━━━━━ EXTRACTED INFORMATION
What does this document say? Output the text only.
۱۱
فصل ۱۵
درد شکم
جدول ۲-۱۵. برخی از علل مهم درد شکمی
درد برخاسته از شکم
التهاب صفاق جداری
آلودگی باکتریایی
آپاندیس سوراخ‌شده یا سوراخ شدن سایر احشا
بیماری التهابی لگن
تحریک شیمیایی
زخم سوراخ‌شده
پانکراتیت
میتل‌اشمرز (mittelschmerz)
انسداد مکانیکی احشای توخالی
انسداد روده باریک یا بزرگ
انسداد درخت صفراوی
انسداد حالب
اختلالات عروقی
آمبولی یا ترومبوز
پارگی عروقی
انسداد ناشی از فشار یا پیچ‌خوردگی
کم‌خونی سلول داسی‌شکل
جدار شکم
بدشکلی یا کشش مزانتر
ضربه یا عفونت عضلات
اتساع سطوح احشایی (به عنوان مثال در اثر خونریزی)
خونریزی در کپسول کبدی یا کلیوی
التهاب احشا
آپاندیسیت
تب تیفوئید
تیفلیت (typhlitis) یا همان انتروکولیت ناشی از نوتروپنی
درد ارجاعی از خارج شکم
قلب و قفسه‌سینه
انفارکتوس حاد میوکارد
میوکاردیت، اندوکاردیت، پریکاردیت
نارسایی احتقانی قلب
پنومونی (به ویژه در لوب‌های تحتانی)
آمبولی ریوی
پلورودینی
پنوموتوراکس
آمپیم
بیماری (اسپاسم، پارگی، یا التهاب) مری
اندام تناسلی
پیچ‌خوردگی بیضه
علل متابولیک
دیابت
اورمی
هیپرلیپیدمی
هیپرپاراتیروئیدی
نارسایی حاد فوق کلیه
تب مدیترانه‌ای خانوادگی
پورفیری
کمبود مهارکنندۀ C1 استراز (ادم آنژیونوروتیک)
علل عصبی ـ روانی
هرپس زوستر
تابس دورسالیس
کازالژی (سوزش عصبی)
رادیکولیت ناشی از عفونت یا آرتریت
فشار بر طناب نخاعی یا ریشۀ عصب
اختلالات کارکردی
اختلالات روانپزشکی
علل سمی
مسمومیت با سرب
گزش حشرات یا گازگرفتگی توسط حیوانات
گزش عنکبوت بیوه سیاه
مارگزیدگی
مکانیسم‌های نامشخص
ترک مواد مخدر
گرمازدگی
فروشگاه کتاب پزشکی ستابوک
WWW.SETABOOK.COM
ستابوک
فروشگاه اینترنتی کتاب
━━━━━━━━━━
- TASK TO CARRY OUT: Read through the lines above and collect those that contain the string "کتاب".

- OUTPUT BELOW:
فروشگاه کتاب پزشکی ستابوک
فروشگاه اینترنتی کتاب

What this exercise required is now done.